Saved data entries:
════════

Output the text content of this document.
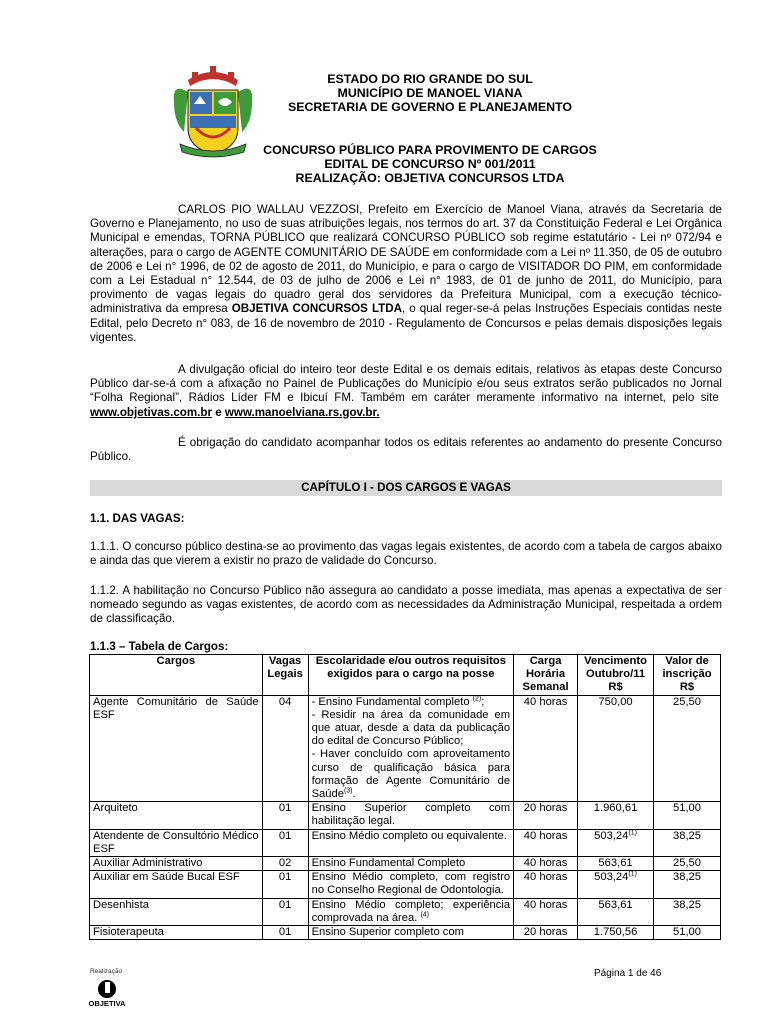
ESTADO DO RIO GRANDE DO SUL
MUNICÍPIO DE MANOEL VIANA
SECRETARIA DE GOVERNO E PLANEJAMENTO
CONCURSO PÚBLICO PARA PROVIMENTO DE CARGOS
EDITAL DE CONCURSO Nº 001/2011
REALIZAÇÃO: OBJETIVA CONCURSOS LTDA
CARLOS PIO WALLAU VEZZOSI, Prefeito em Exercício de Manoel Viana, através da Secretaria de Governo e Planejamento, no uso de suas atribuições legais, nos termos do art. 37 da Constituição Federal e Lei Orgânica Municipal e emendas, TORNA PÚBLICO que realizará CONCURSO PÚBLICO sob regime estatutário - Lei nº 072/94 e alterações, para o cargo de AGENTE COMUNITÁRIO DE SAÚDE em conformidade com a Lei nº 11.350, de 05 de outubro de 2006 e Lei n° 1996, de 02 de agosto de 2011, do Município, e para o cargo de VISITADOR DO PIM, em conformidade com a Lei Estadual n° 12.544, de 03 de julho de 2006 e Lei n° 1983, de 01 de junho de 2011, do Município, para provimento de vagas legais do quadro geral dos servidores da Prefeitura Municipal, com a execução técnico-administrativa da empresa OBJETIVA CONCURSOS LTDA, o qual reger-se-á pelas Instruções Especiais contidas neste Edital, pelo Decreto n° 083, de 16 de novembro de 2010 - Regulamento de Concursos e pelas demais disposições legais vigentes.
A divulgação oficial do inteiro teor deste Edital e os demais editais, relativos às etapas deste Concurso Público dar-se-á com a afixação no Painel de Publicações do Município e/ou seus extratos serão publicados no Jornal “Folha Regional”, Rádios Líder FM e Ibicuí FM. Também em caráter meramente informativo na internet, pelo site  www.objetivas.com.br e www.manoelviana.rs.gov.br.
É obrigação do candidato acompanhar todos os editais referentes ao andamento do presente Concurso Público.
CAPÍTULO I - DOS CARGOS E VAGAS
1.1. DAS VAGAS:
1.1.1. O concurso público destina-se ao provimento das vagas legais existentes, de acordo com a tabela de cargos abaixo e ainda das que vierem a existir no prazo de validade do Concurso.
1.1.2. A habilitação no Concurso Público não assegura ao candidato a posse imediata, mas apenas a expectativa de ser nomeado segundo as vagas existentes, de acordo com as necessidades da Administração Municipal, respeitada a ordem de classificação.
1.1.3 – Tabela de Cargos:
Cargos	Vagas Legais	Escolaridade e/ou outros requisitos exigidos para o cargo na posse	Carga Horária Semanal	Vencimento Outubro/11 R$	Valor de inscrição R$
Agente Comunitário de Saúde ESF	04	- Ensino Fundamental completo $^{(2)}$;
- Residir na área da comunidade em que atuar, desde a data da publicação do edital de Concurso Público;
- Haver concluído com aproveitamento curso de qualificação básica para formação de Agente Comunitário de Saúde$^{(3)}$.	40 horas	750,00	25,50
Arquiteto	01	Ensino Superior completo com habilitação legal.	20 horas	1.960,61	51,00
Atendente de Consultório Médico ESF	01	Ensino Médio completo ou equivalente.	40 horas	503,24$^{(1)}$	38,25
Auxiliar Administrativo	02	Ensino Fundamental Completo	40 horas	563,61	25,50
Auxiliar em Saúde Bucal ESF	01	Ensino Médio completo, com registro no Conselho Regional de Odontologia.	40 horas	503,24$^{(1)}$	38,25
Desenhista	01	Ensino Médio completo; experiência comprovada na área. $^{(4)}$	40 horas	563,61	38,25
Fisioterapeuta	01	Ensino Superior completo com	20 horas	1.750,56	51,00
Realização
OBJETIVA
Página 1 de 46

════════

From the material above, copy each line that includes the word "área".

RESULT OF THE TASK:
- Residir na área da comunidade em que atuar, desde a data da publicação do edital de Concurso Público;
Desenhista	01	Ensino Médio completo; experiência comprovada na área. $^{(4)}$	40 horas	563,61	38,25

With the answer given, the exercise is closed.